- _Source passage_
###

Good luck! I can barely wait to see the end result. She'll have to take a sexy swimsuit pic then. lol


----------



## Abbylynn (Jul 7, 2011)

Thanks guys! We will be trying very hard!


----------



## cookieface (Jul 6, 2011)

She'll be back in shape in no time! Hope the "Abbylynn improvement program" works and she has many, many active, pain-free years ahead.


----------



## Abbylynn (Jul 7, 2011)

cookieface said:


> She'll be back in shape in no time! Hope the "Abbylynn improvement program" works and she has many, many active, pain-free years ahead.


Thank you!  I wish the same for her. As you can see she favors not sitting ... but sitting sideways with that leg pulled under and lying down. :/ Poor dog! All this time I just thought she had a funny gait because that is how she is? She has sat funny like that since she was a pup.


----------



## hueyeats (Apr 2, 2013)

Oh no!!! Mommi feed her good... lol!

I have the same problem of overfeeding anyone & anything... 

Joint supplements are great. 
Roman is also on that plus fish oil.

Good luck with the program.


----------



## Abbylynn (Jul 7, 2011)

hueyeats said:


> Oh no!!! Mommi feed her good... lol!
> 
> I have the same problem of overfeeding anyone & anything...
> 
> ...



Lol! Thanks! Yep momma feeds everyone too well .... including my Dad ... He has to lose 30 pounds! :/ Leah Lu and Eddee have to lose 2 pounds each .... Blu Boy and I are the only two thin ones in the whole bunch! Lol!


----------



## CptJack (Jun 3, 2012)

Abbylynn said:


> Lol! Thanks! Yep momma feeds everyone too well .... including my Dad ... He has to lose 30 pounds! :/ Leah Lu and Eddee have to lose 2 pounds each .... Blu Boy and I are the only two thin ones in the whole bunch! Lol!


I have this problem with guilt feeding. Bug doesn't go out at the same time as everyone else? Feed her treats. 

That's been a hard, hard habit for me to break. Especially since she now expects it. 

My solution has been to cut her lunch down to basically nothing (have to give her lunch, because otherwise she's sad) and dole the rest of her kibble allotment out as treats. She doesn't seem to have noticed the difference. 

...But she still needs to lose weight. More than I really realized, looking at pictures of her less than a year ago. 

Fortunately, the rest are okay (Kylie did get a little pudgy, but she's back down to good). I still kind really am ticked at myself for letting her get THAT fat, though.


----------



## Amaryllis (Dec 28, 2011)

###

- _Given instruction_
Write the next part of the forum thread about the dog's weight loss, picking up right after its last line. The rows that come next are separate material, not part of the forum thread.

###

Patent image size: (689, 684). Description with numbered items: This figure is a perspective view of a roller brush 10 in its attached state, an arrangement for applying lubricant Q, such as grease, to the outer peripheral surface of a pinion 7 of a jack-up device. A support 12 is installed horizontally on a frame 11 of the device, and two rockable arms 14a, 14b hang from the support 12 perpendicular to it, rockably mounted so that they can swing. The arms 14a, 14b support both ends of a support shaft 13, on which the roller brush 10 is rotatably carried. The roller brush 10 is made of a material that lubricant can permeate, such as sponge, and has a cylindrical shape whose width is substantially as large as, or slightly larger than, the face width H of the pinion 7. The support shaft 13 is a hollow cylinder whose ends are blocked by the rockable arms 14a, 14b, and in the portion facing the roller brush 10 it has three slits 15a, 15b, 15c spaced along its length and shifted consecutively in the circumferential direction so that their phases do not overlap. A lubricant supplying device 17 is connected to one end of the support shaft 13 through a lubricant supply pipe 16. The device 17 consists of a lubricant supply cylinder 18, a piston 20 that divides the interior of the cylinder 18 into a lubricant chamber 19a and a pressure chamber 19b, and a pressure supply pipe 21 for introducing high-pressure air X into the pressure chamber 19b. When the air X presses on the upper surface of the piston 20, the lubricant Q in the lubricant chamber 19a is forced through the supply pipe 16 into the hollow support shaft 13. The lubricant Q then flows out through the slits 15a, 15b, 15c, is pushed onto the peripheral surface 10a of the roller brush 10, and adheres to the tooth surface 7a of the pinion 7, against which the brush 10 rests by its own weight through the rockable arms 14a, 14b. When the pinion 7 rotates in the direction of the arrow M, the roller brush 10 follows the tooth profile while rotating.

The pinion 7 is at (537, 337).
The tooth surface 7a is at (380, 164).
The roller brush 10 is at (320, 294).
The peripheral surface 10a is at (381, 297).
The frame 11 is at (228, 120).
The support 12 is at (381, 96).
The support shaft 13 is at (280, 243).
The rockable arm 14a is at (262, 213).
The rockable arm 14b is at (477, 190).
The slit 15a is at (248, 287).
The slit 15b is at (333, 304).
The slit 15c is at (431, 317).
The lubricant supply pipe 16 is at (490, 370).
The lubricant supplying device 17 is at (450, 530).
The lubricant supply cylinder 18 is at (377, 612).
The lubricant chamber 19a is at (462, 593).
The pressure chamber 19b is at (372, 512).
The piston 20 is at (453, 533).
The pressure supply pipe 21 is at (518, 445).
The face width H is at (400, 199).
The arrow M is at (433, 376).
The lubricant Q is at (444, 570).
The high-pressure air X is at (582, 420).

###

- _Solved problem_
Kabota's just SO HUNGRY. He's DYING, you guys! RIGHT NOW. STARVING TO DEATH AS YOU WATCH. That little whimper might be the last sound he makes. It's so sad.

Which is how he gained 5 lbs.

So don't feel bad, Abbylynn. It's not exactly hard to end up with a chubby puppy.


----------



## CptJack (Jun 3, 2012)

Amaryllis said:


> Kabota's just SO HUNGRY. He's DYING, you guys! RIGHT NOW. STARVING TO DEATH AS YOU WATCH. That little whimper might be the last sound he makes. It's so sad.
> 
> Which is how he gained 5 lbs.


We need a 'the dog's on a diet' support group....

(ETA: It was seeing this picture that made me realize that, yeah, she's got an issue. A big one. 

And that issue is ME. 










That is where she should be. 










This is where she is. And that is AFTER weight loss. :redface


----------



## Abbylynn (Jul 7, 2011)

I agree! We need a weight loss support group for the pups on their diets! 

I know .... that look they give you! ... mine get the hunger pukes if I don't at least feed them a little bit of something before bed. :/ And they make me feel guilty if I eat a snack before bedtime. I have to not let them see me! Lol! 

We did get in some extra morning walking .... but right now it is pouring down rain again! Uuuugh!

Abbylynn usually gets 2 cups of food per day. I have cut it back to two meals and 2/3 cup each meal .... so far she hasn't noticed. I also am transitioning from the CSFDLS to Fromm Gold Holistic right now. Counting calories.


----------



## Tainted (Jan 23, 2012)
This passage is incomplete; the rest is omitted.